▸ Problem details
Please copy every line of the records below that holds the word "perspective".

▸ Records shown
--------------------------------------------------

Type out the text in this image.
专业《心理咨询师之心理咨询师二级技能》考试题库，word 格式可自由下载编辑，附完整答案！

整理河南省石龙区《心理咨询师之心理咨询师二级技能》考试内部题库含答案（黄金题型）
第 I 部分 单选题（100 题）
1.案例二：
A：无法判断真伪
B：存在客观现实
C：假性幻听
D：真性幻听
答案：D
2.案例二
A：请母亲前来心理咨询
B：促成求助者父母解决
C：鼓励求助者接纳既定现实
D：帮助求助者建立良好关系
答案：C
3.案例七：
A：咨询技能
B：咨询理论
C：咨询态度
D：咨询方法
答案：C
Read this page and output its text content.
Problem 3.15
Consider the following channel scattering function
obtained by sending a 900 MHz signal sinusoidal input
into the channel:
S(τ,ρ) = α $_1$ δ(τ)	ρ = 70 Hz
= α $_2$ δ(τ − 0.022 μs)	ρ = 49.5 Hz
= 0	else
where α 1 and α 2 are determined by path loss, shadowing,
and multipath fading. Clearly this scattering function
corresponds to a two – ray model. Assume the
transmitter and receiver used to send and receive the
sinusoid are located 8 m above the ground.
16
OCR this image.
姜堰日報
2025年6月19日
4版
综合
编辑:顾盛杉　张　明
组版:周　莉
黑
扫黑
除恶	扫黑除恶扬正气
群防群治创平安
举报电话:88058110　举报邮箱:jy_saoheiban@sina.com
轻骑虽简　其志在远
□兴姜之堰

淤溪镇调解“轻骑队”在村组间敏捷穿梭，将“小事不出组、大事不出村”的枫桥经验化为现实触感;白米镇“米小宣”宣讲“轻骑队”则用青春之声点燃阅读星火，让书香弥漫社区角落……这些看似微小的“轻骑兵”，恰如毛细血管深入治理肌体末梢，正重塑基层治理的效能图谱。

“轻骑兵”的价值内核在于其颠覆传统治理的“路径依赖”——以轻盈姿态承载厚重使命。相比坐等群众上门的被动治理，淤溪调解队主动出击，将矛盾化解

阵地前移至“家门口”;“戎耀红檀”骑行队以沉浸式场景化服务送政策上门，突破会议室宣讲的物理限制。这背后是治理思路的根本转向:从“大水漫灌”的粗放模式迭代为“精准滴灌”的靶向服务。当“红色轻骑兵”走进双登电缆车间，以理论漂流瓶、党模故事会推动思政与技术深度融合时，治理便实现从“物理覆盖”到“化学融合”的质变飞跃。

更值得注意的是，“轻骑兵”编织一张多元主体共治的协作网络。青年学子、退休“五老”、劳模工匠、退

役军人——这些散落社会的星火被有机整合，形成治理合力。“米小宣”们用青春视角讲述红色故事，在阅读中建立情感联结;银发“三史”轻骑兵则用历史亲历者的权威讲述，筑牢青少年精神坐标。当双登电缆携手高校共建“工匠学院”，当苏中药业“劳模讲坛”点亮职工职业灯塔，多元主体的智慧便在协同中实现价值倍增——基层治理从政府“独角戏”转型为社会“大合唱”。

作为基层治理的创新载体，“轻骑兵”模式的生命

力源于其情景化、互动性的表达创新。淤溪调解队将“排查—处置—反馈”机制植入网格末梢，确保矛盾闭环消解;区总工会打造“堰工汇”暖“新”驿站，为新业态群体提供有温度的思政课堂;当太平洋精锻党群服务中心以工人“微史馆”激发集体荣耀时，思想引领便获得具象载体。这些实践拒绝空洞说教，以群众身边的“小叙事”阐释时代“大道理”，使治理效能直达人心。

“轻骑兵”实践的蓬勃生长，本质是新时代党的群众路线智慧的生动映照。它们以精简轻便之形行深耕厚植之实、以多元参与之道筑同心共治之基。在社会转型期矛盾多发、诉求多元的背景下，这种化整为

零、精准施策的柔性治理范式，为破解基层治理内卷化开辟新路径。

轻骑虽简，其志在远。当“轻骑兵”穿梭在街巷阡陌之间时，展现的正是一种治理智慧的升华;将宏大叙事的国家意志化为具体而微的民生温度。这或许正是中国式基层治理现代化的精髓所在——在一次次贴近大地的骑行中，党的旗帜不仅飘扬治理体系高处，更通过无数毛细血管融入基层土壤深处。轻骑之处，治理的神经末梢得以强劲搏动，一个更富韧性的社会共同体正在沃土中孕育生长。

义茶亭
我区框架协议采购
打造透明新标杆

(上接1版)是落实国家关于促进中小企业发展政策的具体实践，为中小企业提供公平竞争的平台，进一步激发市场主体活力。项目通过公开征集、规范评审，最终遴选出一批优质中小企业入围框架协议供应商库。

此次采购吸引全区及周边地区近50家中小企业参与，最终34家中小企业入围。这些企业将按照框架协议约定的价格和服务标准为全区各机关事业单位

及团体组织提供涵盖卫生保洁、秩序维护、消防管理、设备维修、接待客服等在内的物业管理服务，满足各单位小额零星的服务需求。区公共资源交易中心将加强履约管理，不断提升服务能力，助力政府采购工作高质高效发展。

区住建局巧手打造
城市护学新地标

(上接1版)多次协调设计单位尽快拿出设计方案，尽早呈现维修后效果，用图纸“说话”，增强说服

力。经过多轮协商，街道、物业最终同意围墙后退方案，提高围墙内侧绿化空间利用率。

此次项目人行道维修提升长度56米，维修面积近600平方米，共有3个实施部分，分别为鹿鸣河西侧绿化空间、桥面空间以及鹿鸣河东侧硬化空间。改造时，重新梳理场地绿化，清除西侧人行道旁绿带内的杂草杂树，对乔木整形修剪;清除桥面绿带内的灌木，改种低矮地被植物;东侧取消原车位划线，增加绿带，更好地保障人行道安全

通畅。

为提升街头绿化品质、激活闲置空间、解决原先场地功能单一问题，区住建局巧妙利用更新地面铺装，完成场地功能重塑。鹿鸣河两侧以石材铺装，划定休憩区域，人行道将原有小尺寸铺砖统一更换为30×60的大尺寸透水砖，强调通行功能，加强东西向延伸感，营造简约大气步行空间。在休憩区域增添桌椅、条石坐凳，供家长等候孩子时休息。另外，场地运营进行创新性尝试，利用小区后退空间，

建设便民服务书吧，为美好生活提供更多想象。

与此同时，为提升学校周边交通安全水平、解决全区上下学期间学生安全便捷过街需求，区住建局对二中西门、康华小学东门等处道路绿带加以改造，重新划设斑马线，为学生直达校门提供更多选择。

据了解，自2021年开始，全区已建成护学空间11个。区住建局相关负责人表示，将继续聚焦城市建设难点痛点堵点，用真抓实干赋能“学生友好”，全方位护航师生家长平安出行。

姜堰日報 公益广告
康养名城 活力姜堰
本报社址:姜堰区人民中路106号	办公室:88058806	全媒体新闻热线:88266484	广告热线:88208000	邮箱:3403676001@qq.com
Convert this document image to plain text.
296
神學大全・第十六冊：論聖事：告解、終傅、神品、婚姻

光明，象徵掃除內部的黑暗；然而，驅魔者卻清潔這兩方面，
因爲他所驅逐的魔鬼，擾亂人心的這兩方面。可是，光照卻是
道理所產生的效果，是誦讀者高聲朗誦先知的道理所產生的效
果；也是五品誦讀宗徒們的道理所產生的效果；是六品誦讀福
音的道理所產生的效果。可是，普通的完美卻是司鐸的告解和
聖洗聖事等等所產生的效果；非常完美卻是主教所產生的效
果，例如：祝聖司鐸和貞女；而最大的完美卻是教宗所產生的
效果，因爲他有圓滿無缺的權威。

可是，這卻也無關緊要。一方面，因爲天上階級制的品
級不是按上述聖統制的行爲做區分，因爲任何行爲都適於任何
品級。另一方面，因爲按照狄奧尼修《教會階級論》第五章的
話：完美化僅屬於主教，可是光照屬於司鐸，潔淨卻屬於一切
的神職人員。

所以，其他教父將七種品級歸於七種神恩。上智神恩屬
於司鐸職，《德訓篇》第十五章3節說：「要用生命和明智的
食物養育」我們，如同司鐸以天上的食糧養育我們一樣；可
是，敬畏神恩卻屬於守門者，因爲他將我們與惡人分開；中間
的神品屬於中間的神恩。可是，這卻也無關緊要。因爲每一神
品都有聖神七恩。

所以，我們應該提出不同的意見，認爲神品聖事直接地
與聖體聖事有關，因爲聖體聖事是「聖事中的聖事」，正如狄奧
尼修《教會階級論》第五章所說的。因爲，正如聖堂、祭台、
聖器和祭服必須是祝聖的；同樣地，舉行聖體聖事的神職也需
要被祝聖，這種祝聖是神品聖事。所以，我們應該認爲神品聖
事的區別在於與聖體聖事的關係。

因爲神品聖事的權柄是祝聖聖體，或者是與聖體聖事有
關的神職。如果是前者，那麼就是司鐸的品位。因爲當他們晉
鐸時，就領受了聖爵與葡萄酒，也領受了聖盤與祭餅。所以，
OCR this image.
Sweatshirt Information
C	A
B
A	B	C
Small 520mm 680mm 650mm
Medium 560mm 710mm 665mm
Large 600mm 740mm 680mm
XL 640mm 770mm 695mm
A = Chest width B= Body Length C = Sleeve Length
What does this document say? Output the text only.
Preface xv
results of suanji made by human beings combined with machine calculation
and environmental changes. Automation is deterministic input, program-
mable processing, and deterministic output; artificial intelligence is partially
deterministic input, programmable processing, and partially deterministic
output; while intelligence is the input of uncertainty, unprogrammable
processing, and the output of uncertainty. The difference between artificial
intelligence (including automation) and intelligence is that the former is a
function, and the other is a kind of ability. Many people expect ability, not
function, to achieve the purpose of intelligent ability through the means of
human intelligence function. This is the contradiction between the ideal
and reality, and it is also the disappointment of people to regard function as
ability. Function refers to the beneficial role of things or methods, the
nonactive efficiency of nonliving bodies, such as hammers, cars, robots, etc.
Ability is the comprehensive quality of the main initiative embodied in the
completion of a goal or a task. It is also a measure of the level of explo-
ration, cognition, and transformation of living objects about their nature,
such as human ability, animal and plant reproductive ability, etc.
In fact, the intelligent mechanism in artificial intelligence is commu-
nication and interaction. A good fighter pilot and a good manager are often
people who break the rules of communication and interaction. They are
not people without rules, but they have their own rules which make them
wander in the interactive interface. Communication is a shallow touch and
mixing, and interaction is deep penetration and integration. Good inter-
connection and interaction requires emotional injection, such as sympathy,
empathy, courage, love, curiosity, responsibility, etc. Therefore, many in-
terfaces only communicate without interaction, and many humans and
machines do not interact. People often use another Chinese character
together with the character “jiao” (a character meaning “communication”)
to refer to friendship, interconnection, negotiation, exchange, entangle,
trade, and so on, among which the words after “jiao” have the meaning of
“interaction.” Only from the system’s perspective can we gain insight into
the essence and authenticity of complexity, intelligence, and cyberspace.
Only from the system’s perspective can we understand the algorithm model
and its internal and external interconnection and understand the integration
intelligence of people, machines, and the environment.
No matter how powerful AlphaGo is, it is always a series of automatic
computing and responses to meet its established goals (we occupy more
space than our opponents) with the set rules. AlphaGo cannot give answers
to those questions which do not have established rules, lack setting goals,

--------------------------------------------------

▸ The solution
“interaction.” Only from the system’s perspective can we gain insight into
Only from the system’s perspective can we understand the algorithm model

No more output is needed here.